= Exercise brief =
Write out the entries below once more, exactly, with the pictures left out.

= Dataset records =
****************

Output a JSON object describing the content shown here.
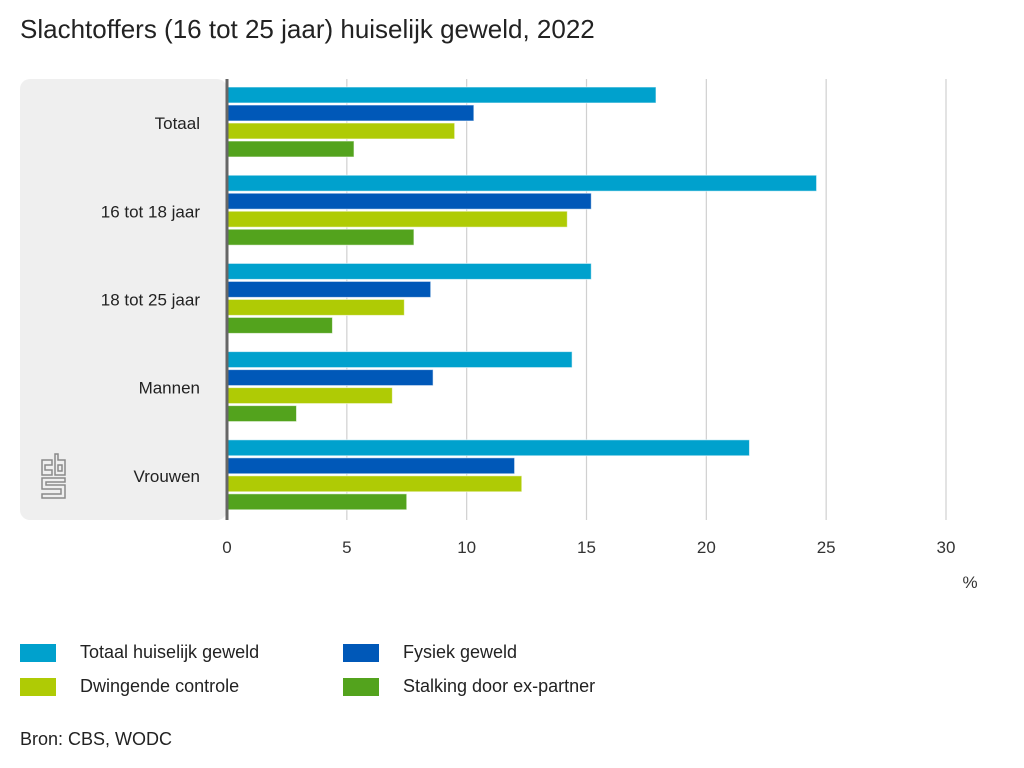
{
  "chart_data": {
    "type": "bar",
    "orientation": "horizontal",
    "title": "Slachtoffers (16 tot 25 jaar) huiselijk geweld, 2022",
    "categories": [
      "Totaal",
      "16 tot 18 jaar",
      "18 tot 25 jaar",
      "Mannen",
      "Vrouwen"
    ],
    "series": [
      {
        "name": "Totaal huiselijk geweld",
        "color": "#00a1cd",
        "values": [
          17.9,
          24.6,
          15.2,
          14.4,
          21.8
        ]
      },
      {
        "name": "Fysiek geweld",
        "color": "#0058b8",
        "values": [
          10.3,
          15.2,
          8.5,
          8.6,
          12.0
        ]
      },
      {
        "name": "Dwingende controle",
        "color": "#afcb05",
        "values": [
          9.5,
          14.2,
          7.4,
          6.9,
          12.3
        ]
      },
      {
        "name": "Stalking door ex-partner",
        "color": "#53a31d",
        "values": [
          5.3,
          7.8,
          4.4,
          2.9,
          7.5
        ]
      }
    ],
    "xlabel": "%",
    "ylabel": "",
    "xlim": [
      0,
      30
    ],
    "xticks": [
      0,
      5,
      10,
      15,
      20,
      25,
      30
    ],
    "grid": true,
    "legend_position": "bottom",
    "source": "Bron: CBS, WODC"
  },
  "logo": "cbs-logo"
}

****************

= Task result =
Output a JSON object describing the content shown here.
{
  "chart_data": {
    "type": "bar",
    "orientation": "horizontal",
    "title": "Slachtoffers (16 tot 25 jaar) huiselijk geweld, 2022",
    "categories": [
      "Totaal",
      "16 tot 18 jaar",
      "18 tot 25 jaar",
      "Mannen",
      "Vrouwen"
    ],
    "series": [
      {
        "name": "Totaal huiselijk geweld",
        "color": "#00a1cd",
        "values": [
          17.9,
          24.6,
          15.2,
          14.4,
          21.8
        ]
      },
      {
        "name": "Fysiek geweld",
        "color": "#0058b8",
        "values": [
          10.3,
          15.2,
          8.5,
          8.6,
          12.0
        ]
      },
      {
        "name": "Dwingende controle",
        "color": "#afcb05",
        "values": [
          9.5,
          14.2,
          7.4,
          6.9,
          12.3
        ]
      },
      {
        "name": "Stalking door ex-partner",
        "color": "#53a31d",
        "values": [
          5.3,
          7.8,
          4.4,
          2.9,
          7.5
        ]
      }
    ],
    "xlabel": "%",
    "ylabel": "",
    "xlim": [
      0,
      30
    ],
    "xticks": [
      0,
      5,
      10,
      15,
      20,
      25,
      30
    ],
    "grid": true,
    "legend_position": "bottom",
    "source": "Bron: CBS, WODC"
  },
  "logo": "cbs-logo"
}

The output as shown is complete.